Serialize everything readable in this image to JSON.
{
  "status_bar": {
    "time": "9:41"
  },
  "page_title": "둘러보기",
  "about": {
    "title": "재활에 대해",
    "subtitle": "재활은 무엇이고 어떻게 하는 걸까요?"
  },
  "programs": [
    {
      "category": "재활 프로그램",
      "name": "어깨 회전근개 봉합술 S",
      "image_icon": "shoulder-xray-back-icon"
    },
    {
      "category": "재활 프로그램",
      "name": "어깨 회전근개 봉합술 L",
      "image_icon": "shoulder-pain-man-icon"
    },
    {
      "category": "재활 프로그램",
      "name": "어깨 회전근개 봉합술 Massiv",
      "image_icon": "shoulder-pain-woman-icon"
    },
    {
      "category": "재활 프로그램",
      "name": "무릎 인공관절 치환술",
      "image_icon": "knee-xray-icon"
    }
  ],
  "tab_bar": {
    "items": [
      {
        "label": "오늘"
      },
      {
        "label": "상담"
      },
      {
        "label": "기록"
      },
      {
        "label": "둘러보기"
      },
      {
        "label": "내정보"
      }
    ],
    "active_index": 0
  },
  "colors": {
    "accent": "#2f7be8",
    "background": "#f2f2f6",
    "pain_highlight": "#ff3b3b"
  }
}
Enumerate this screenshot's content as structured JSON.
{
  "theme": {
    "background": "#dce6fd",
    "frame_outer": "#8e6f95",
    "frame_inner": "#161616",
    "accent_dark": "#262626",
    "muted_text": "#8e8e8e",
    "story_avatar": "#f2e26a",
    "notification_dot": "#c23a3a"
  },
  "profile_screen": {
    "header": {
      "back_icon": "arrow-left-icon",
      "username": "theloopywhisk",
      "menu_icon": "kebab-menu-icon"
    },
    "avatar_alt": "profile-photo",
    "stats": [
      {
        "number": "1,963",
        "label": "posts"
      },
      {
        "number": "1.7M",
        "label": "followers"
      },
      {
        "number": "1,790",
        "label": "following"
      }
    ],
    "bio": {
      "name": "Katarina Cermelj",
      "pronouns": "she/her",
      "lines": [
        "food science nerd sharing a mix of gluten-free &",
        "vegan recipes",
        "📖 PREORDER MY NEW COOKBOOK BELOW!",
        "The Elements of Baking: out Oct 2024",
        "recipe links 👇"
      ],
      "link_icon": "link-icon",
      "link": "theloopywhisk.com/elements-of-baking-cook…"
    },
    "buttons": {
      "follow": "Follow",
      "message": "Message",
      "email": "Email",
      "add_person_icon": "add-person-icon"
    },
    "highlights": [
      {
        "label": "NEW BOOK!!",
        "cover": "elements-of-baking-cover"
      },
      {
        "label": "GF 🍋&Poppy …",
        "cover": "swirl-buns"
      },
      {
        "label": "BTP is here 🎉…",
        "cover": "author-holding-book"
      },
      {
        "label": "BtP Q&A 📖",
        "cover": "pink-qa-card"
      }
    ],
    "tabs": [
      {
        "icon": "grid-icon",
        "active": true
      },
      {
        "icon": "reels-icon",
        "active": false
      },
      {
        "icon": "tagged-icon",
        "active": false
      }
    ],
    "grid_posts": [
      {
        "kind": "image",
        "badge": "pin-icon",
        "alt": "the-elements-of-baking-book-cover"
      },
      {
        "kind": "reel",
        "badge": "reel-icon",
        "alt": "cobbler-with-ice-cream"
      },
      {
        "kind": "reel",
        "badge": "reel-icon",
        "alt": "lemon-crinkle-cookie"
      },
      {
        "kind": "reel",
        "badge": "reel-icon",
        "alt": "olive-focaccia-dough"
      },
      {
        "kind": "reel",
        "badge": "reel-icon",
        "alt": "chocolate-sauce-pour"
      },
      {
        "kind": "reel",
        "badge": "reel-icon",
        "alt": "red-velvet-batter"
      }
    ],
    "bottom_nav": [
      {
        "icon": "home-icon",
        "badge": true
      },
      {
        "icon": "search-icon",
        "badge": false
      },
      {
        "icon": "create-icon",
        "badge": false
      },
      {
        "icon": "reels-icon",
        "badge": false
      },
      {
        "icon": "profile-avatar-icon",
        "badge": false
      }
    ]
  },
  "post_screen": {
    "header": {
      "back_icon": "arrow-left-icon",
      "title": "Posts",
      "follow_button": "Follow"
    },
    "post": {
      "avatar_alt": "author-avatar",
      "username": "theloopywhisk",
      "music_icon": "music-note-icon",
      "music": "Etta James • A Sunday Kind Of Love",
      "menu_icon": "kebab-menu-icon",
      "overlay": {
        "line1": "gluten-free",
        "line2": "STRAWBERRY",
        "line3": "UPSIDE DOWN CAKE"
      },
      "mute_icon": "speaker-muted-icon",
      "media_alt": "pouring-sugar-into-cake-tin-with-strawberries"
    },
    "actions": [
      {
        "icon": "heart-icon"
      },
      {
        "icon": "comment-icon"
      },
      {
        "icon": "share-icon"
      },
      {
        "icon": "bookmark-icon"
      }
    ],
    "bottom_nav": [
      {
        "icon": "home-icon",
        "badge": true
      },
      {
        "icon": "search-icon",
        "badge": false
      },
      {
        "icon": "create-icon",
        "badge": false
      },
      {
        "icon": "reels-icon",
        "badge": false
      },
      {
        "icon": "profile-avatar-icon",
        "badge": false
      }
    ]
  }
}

────────

## Instruction
Go through the entries above and copy every line containing "background".

## Task answer
    "background": "#f2f2f6",
    "background": "#dce6fd",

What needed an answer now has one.